-------- SUPPLIED MATERIAL
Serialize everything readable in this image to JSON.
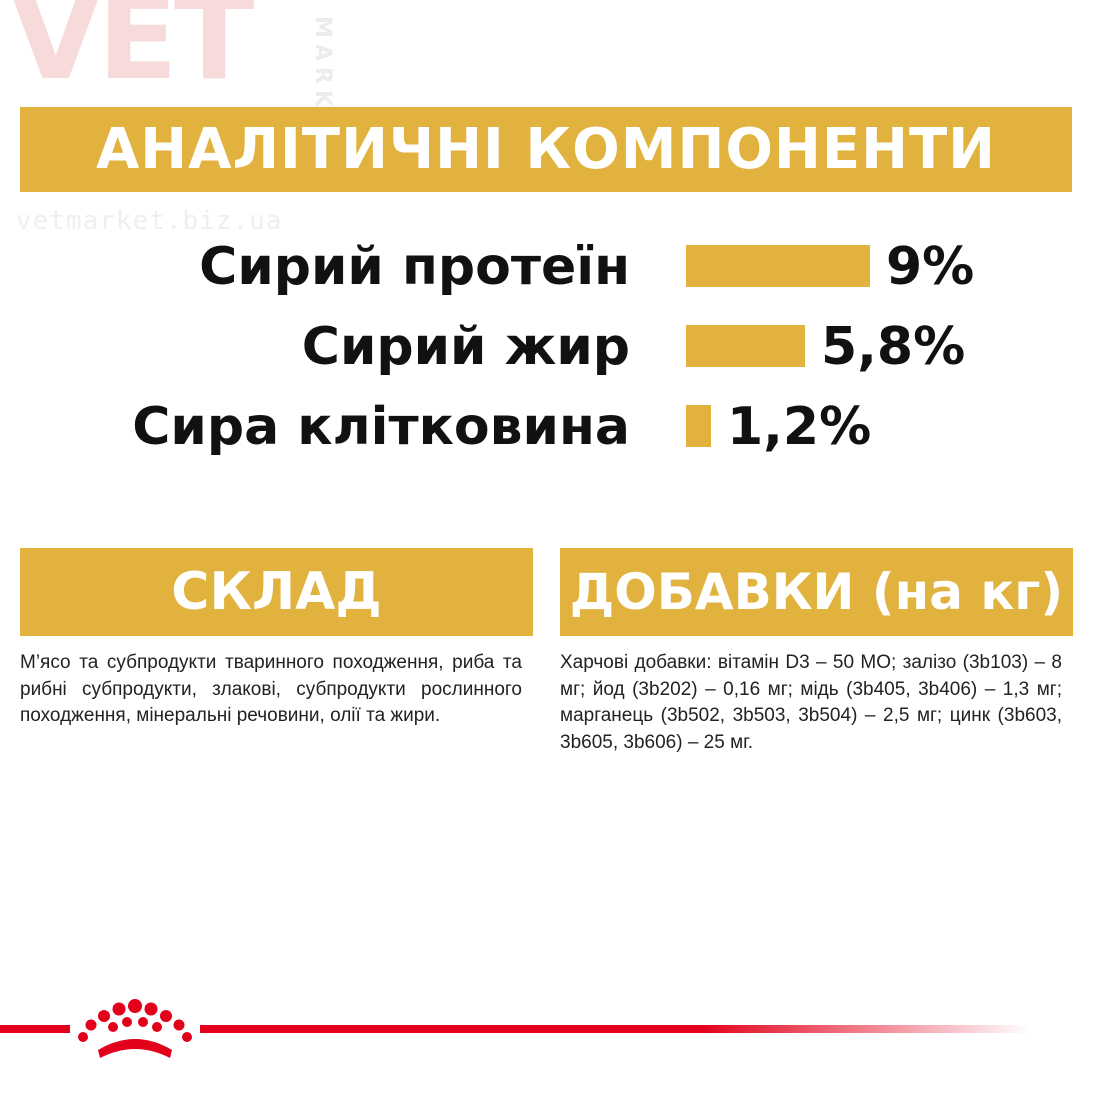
{
  "watermark": {
    "logo_text": "VET",
    "market_text": "MARKET",
    "url": "vetmarket.biz.ua"
  },
  "analytic": {
    "title": "АНАЛІТИЧНІ КОМПОНЕНТИ",
    "rows": [
      {
        "label": "Сирий протеїн",
        "value": "9%",
        "percent": 9.0
      },
      {
        "label": "Сирий жир",
        "value": "5,8%",
        "percent": 5.8
      },
      {
        "label": "Сира клітковина",
        "value": "1,2%",
        "percent": 1.2
      }
    ]
  },
  "composition": {
    "title": "СКЛАД",
    "text": "М’ясо та субпродукти тваринного походження, риба та рибні субпродукти, злакові, субпродукти рослинного походження, мінеральні речовини, олії та жири."
  },
  "additives": {
    "title": "ДОБАВКИ (на кг)",
    "text": "Харчові добавки: вітамін D3 – 50 МО; залізо (3b103) – 8 мг; йод (3b202) – 0,16 мг; мідь (3b405, 3b406) – 1,3 мг; марганець (3b502, 3b503, 3b504) – 2,5 мг; цинк (3b603, 3b605, 3b606) – 25 мг."
  },
  "colors": {
    "accent_gold": "#e1b23e",
    "brand_red": "#e2001a",
    "text": "#111111"
  },
  "icons": {
    "brand_logo": "royal-canin-crown-icon"
  }
}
----------------
[PROBLEM STATEMENT] Copy every line above that includes the string "title".

[RESPONSE FOR THIS EXERCISE]
    "title": "АНАЛІТИЧНІ КОМПОНЕНТИ",
    "title": "СКЛАД",
    "title": "ДОБАВКИ (на кг)",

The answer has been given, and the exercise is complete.